Input –
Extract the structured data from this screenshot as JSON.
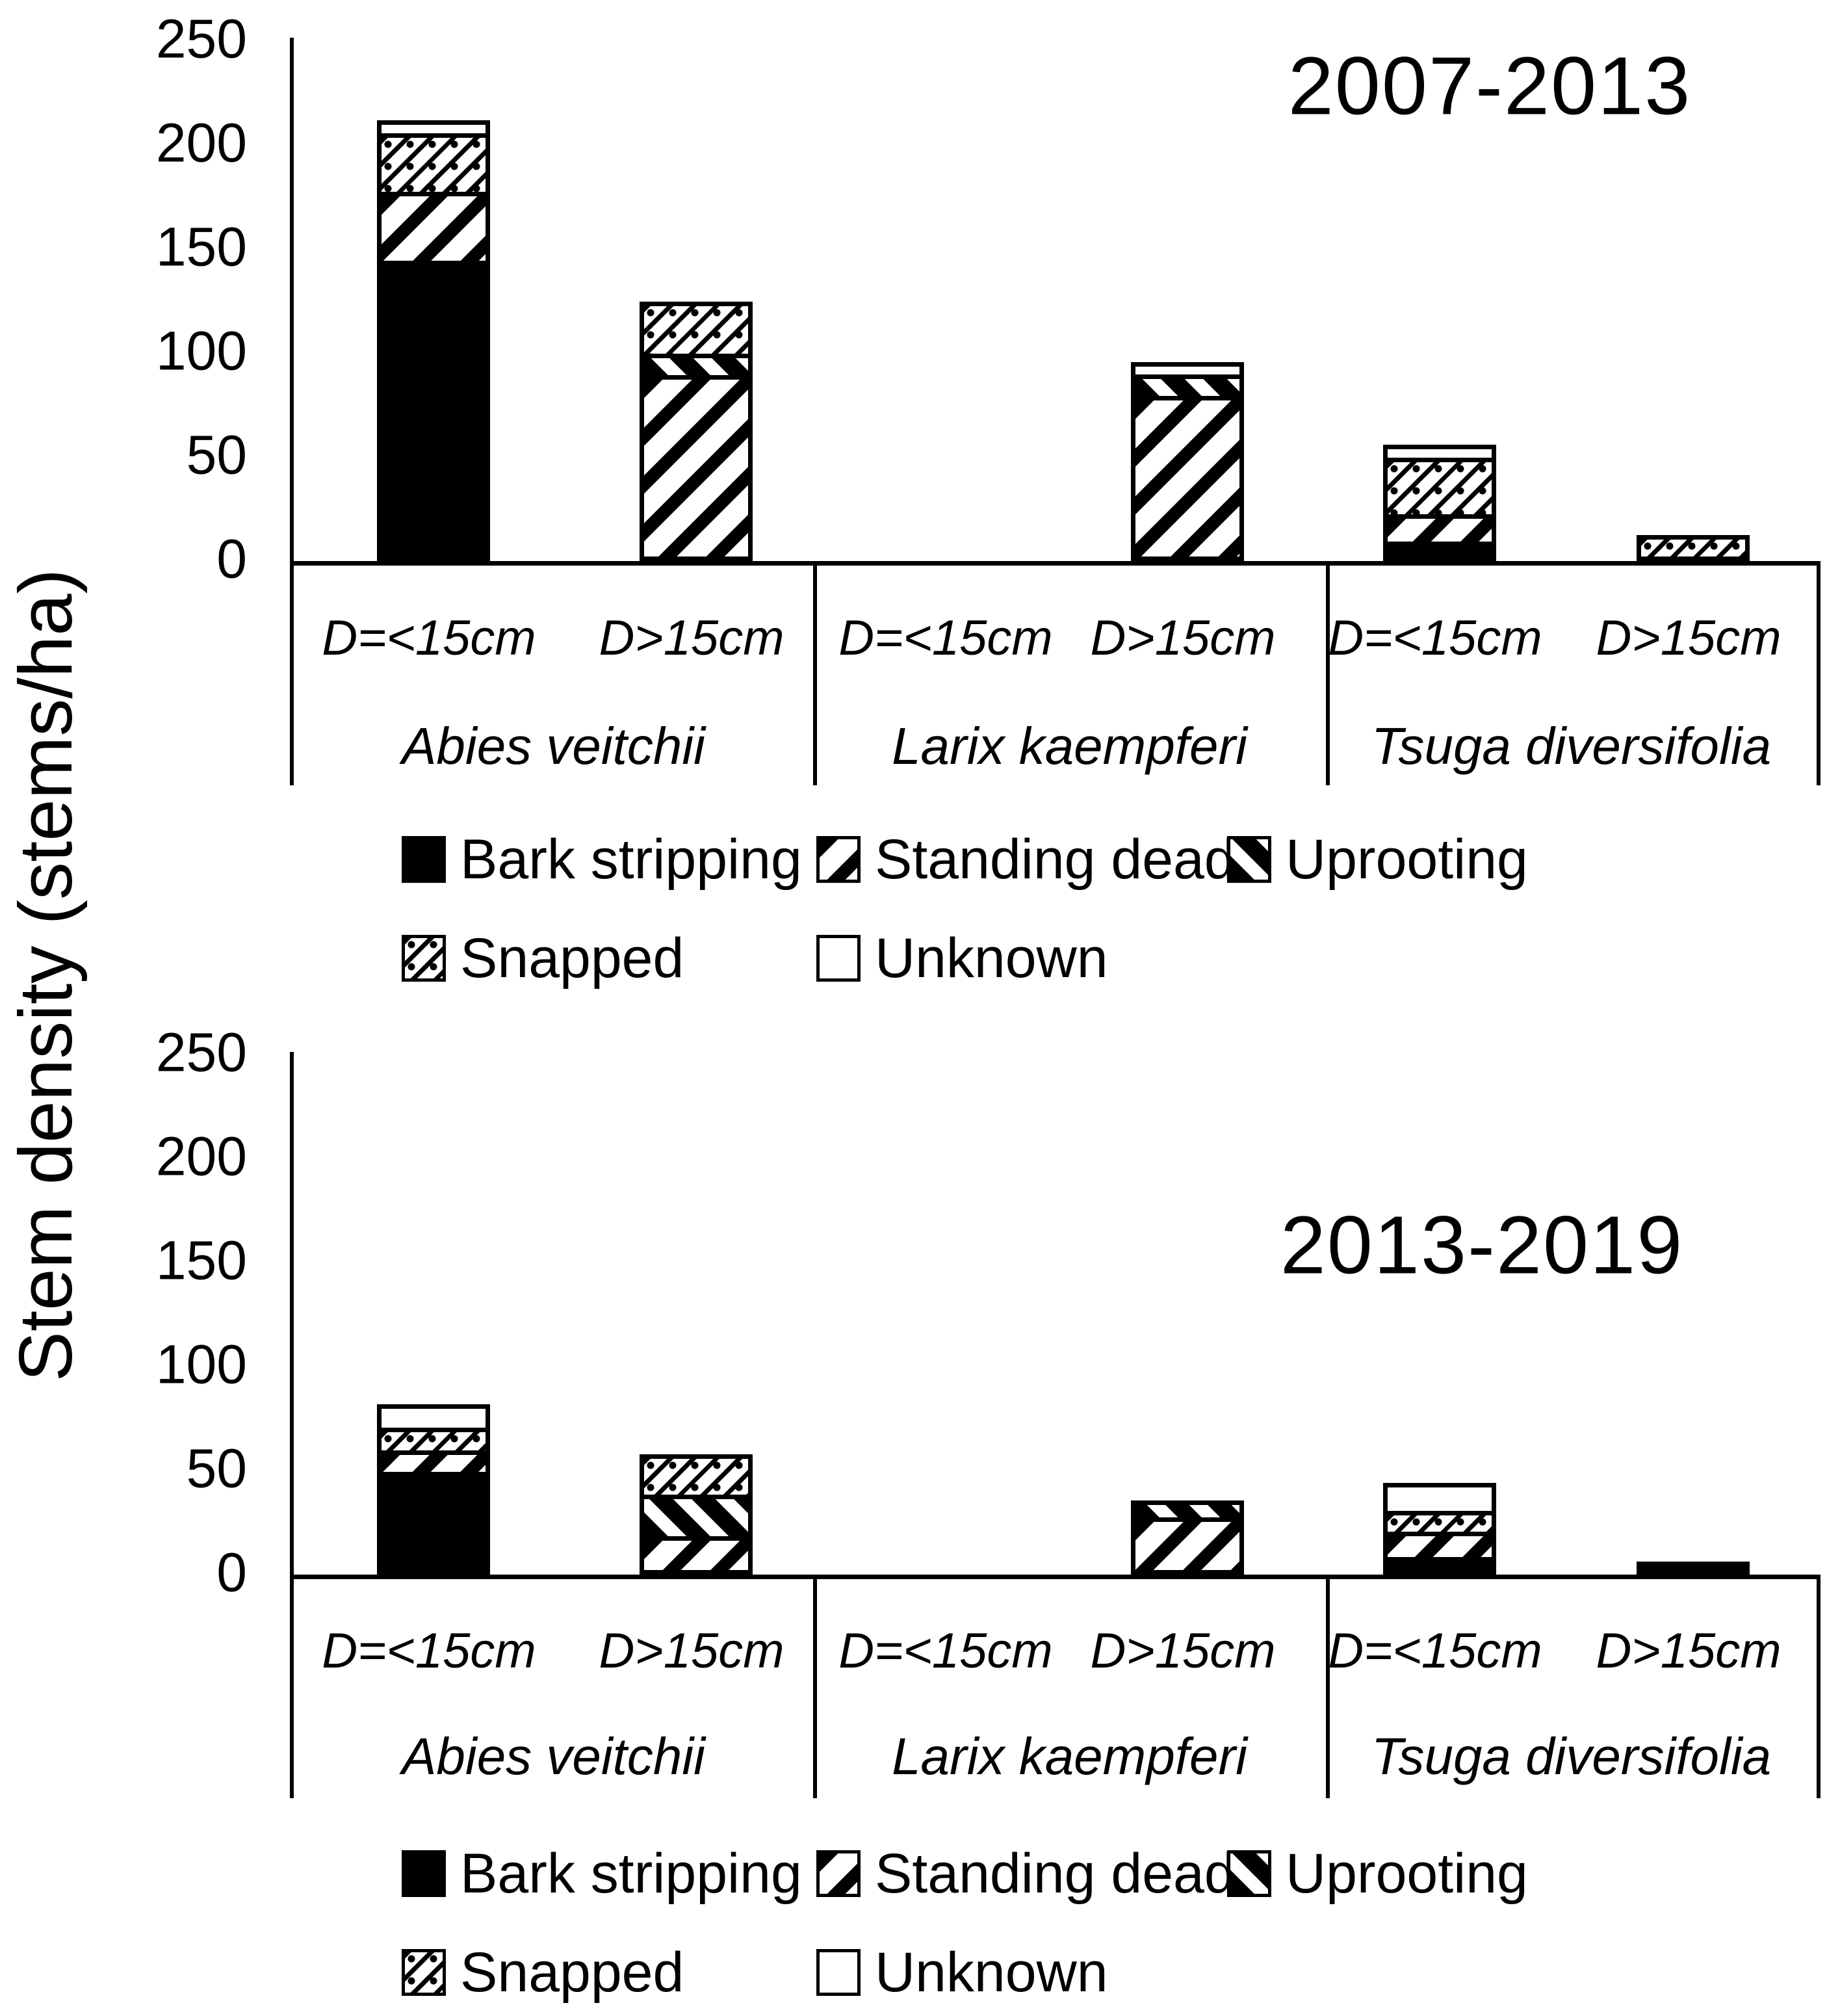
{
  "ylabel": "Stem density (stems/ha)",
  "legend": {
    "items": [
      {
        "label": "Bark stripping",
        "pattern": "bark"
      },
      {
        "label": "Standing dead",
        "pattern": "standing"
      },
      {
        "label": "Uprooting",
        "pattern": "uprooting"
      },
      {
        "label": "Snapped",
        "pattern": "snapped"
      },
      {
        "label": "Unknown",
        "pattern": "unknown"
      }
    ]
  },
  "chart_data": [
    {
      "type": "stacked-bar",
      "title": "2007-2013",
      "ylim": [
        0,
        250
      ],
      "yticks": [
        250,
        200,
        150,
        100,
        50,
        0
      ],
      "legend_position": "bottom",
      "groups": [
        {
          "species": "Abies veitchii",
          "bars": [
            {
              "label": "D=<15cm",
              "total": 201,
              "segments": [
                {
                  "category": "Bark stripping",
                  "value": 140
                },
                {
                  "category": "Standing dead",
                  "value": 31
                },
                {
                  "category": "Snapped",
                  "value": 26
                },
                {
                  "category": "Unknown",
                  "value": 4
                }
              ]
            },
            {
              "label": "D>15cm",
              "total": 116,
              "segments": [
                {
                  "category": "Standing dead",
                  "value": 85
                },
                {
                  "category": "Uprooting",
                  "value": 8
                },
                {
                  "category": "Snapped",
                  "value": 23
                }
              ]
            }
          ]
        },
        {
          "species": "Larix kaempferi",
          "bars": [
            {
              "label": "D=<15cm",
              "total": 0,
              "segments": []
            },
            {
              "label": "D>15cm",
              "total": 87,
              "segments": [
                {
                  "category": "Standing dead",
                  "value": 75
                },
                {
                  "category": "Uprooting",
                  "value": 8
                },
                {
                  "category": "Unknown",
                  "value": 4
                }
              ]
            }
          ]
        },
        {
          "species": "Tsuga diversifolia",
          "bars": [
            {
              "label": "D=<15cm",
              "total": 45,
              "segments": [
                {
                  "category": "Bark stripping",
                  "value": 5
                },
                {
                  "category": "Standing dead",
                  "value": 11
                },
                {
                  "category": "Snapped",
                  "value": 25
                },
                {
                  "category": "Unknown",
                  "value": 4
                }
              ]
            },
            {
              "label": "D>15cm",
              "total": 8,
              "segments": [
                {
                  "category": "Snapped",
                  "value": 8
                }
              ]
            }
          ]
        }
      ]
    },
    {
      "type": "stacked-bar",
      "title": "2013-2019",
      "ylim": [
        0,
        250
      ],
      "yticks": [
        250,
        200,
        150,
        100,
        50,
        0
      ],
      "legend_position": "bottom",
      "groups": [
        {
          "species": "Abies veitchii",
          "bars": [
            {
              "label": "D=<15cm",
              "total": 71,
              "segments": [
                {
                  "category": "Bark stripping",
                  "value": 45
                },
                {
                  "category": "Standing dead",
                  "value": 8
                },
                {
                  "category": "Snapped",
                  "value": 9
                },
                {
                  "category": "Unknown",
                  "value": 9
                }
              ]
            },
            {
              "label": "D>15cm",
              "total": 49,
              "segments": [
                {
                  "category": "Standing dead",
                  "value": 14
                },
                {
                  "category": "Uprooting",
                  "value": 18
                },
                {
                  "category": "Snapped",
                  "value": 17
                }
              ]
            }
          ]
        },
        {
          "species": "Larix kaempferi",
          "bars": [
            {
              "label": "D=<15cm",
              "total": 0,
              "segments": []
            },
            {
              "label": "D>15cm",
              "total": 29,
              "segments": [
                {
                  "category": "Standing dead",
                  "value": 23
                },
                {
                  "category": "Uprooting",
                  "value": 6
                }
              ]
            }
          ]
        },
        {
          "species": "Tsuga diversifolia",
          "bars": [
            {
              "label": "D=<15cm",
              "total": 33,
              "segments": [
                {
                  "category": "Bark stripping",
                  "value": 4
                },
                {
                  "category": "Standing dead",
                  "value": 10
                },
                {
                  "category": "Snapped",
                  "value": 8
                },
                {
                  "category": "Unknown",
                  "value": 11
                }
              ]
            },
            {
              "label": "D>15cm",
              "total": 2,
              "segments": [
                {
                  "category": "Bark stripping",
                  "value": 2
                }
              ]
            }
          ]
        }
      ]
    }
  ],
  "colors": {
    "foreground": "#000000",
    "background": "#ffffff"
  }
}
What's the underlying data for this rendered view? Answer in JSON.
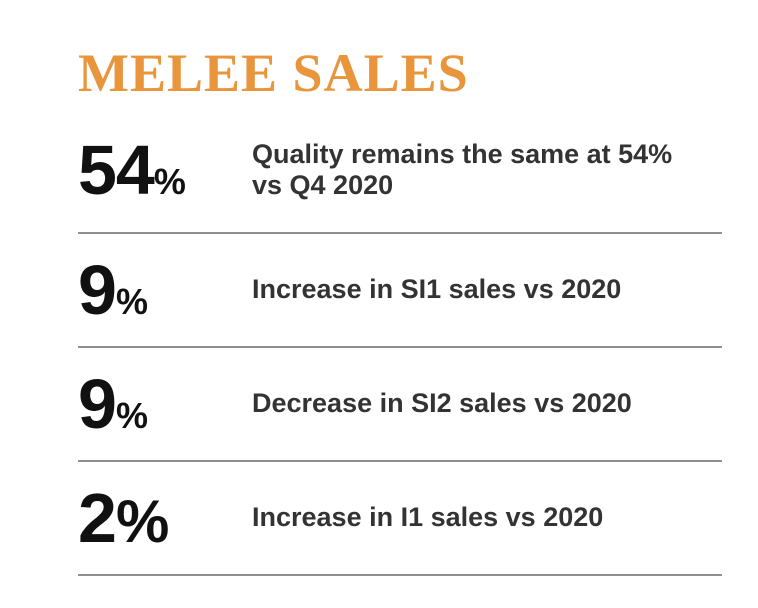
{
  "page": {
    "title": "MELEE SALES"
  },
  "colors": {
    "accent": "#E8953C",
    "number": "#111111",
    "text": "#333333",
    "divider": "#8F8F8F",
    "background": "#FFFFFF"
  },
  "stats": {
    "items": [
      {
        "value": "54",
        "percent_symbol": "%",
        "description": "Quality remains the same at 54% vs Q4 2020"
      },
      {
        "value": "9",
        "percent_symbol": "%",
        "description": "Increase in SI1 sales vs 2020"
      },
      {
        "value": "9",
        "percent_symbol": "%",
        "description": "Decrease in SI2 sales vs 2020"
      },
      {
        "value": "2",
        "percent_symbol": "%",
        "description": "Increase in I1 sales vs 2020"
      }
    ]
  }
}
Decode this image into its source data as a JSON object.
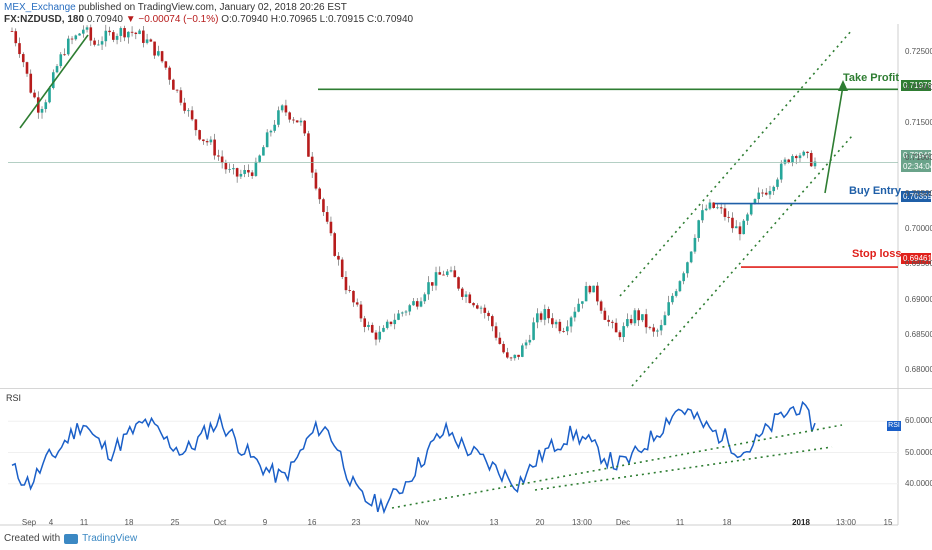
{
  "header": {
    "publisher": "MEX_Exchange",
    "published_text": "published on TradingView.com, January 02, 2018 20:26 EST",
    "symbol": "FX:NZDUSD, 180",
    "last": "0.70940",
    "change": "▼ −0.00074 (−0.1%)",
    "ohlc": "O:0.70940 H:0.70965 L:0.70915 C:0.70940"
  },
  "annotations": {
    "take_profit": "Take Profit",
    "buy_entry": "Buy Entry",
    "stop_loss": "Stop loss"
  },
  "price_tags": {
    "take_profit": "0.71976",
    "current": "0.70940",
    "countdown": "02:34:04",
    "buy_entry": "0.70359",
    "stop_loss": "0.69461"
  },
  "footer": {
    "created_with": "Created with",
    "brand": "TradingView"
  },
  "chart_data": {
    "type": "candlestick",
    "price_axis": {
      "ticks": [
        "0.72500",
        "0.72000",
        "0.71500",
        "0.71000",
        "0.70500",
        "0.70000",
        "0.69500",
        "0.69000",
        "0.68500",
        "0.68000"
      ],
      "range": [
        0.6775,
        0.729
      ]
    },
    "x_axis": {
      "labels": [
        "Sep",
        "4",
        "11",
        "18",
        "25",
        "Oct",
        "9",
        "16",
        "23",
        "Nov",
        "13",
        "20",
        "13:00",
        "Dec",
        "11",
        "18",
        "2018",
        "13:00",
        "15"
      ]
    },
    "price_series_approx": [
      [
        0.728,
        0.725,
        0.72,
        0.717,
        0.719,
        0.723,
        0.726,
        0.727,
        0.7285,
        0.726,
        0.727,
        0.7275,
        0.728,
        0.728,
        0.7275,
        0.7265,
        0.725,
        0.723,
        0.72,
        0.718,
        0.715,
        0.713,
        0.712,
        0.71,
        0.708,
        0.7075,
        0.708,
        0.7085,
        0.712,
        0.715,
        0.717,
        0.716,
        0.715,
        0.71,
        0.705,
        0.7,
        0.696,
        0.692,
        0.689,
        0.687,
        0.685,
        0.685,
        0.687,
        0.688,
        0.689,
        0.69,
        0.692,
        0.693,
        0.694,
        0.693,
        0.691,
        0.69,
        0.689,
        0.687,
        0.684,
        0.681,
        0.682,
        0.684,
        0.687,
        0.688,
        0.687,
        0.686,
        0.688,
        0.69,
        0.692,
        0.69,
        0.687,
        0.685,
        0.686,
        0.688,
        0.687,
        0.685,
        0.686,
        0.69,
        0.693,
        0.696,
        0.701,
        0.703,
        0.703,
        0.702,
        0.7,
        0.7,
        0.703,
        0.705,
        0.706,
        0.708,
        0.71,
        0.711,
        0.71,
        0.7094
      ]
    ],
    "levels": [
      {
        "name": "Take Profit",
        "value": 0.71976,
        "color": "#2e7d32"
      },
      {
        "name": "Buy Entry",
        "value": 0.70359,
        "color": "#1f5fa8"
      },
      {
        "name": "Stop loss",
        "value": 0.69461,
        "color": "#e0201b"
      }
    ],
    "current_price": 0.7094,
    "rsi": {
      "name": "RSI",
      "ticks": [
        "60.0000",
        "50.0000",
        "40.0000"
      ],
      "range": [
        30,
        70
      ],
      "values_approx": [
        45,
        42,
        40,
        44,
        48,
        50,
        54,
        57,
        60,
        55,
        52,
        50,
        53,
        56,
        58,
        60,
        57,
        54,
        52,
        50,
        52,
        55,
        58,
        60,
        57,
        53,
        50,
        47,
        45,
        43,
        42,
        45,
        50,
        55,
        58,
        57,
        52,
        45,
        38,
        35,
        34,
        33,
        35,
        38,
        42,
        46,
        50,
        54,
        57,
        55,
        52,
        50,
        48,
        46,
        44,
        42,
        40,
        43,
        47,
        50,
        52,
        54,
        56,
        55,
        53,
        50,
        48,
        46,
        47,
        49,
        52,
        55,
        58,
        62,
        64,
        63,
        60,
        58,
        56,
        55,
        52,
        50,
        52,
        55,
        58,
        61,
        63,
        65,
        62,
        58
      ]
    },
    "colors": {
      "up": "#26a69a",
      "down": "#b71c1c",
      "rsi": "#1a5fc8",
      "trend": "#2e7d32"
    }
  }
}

The task –
Lines that include the word "pattern" — how many are there in the data? Answer with the number alone.

Answer to the exercise –
5